Aim of the task:
Set the listing down unchanged, minus every embedded image.

╔══

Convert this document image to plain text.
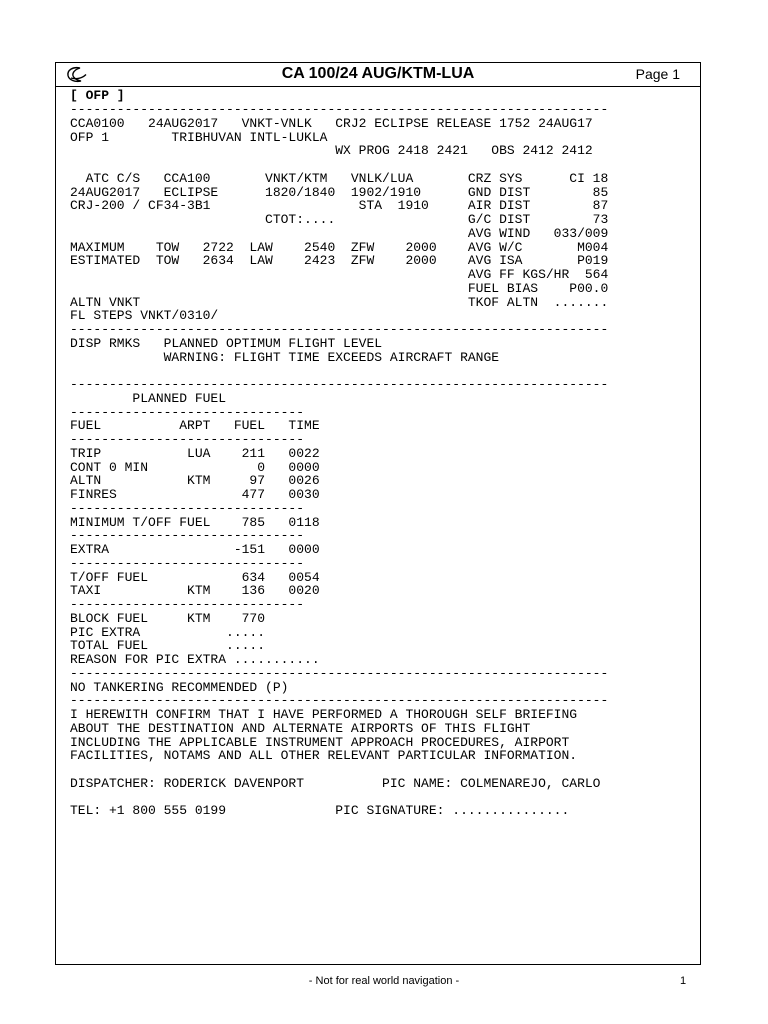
CA 100/24 AUG/KTM-LUA	Page 1
[ OFP ]
---------------------------------------------------------------------
CCA0100   24AUG2017   VNKT-VNLK   CRJ2 ECLIPSE RELEASE 1752 24AUG17
OFP 1        TRIBHUVAN INTL-LUKLA
WX PROG 2418 2421   OBS 2412 2412

ATC C/S   CCA100       VNKT/KTM   VNLK/LUA       CRZ SYS      CI 18
24AUG2017   ECLIPSE      1820/1840  1902/1910      GND DIST        85
CRJ-200 / CF34-3B1                   STA  1910     AIR DIST        87
CTOT:....                 G/C DIST        73
AVG WIND   033/009
MAXIMUM    TOW   2722  LAW    2540  ZFW    2000    AVG W/C       M004
ESTIMATED  TOW   2634  LAW    2423  ZFW    2000    AVG ISA       P019
AVG FF KGS/HR  564
FUEL BIAS    P00.0
ALTN VNKT                                          TKOF ALTN  .......
FL STEPS VNKT/0310/
---------------------------------------------------------------------
DISP RMKS   PLANNED OPTIMUM FLIGHT LEVEL
WARNING: FLIGHT TIME EXCEEDS AIRCRAFT RANGE

---------------------------------------------------------------------
PLANNED FUEL
------------------------------
FUEL          ARPT   FUEL   TIME
------------------------------
TRIP           LUA    211   0022
CONT 0 MIN              0   0000
ALTN           KTM     97   0026
FINRES                477   0030
------------------------------
MINIMUM T/OFF FUEL    785   0118
------------------------------
EXTRA                -151   0000
------------------------------
T/OFF FUEL            634   0054
TAXI           KTM    136   0020
------------------------------
BLOCK FUEL     KTM    770
PIC EXTRA           .....
TOTAL FUEL          .....
REASON FOR PIC EXTRA ...........
---------------------------------------------------------------------
NO TANKERING RECOMMENDED (P)
---------------------------------------------------------------------
I HEREWITH CONFIRM THAT I HAVE PERFORMED A THOROUGH SELF BRIEFING
ABOUT THE DESTINATION AND ALTERNATE AIRPORTS OF THIS FLIGHT
INCLUDING THE APPLICABLE INSTRUMENT APPROACH PROCEDURES, AIRPORT
FACILITIES, NOTAMS AND ALL OTHER RELEVANT PARTICULAR INFORMATION.

DISPATCHER: RODERICK DAVENPORT          PIC NAME: COLMENAREJO, CARLO

TEL: +1 800 555 0199              PIC SIGNATURE: ...............
- Not for real world navigation -	1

╚══

Solution for this exercise:
Convert this document image to plain text.
CA 100/24 AUG/KTM-LUA	Page 1
[ OFP ]
---------------------------------------------------------------------
CCA0100   24AUG2017   VNKT-VNLK   CRJ2 ECLIPSE RELEASE 1752 24AUG17
OFP 1        TRIBHUVAN INTL-LUKLA
WX PROG 2418 2421   OBS 2412 2412

ATC C/S   CCA100       VNKT/KTM   VNLK/LUA       CRZ SYS      CI 18
24AUG2017   ECLIPSE      1820/1840  1902/1910      GND DIST        85
CRJ-200 / CF34-3B1                   STA  1910     AIR DIST        87
CTOT:....                 G/C DIST        73
AVG WIND   033/009
MAXIMUM    TOW   2722  LAW    2540  ZFW    2000    AVG W/C       M004
ESTIMATED  TOW   2634  LAW    2423  ZFW    2000    AVG ISA       P019
AVG FF KGS/HR  564
FUEL BIAS    P00.0
ALTN VNKT                                          TKOF ALTN  .......
FL STEPS VNKT/0310/
---------------------------------------------------------------------
DISP RMKS   PLANNED OPTIMUM FLIGHT LEVEL
WARNING: FLIGHT TIME EXCEEDS AIRCRAFT RANGE

---------------------------------------------------------------------
PLANNED FUEL
------------------------------
FUEL          ARPT   FUEL   TIME
------------------------------
TRIP           LUA    211   0022
CONT 0 MIN              0   0000
ALTN           KTM     97   0026
FINRES                477   0030
------------------------------
MINIMUM T/OFF FUEL    785   0118
------------------------------
EXTRA                -151   0000
------------------------------
T/OFF FUEL            634   0054
TAXI           KTM    136   0020
------------------------------
BLOCK FUEL     KTM    770
PIC EXTRA           .....
TOTAL FUEL          .....
REASON FOR PIC EXTRA ...........
---------------------------------------------------------------------
NO TANKERING RECOMMENDED (P)
---------------------------------------------------------------------
I HEREWITH CONFIRM THAT I HAVE PERFORMED A THOROUGH SELF BRIEFING
ABOUT THE DESTINATION AND ALTERNATE AIRPORTS OF THIS FLIGHT
INCLUDING THE APPLICABLE INSTRUMENT APPROACH PROCEDURES, AIRPORT
FACILITIES, NOTAMS AND ALL OTHER RELEVANT PARTICULAR INFORMATION.

DISPATCHER: RODERICK DAVENPORT          PIC NAME: COLMENAREJO, CARLO

TEL: +1 800 555 0199              PIC SIGNATURE: ...............
- Not for real world navigation -	1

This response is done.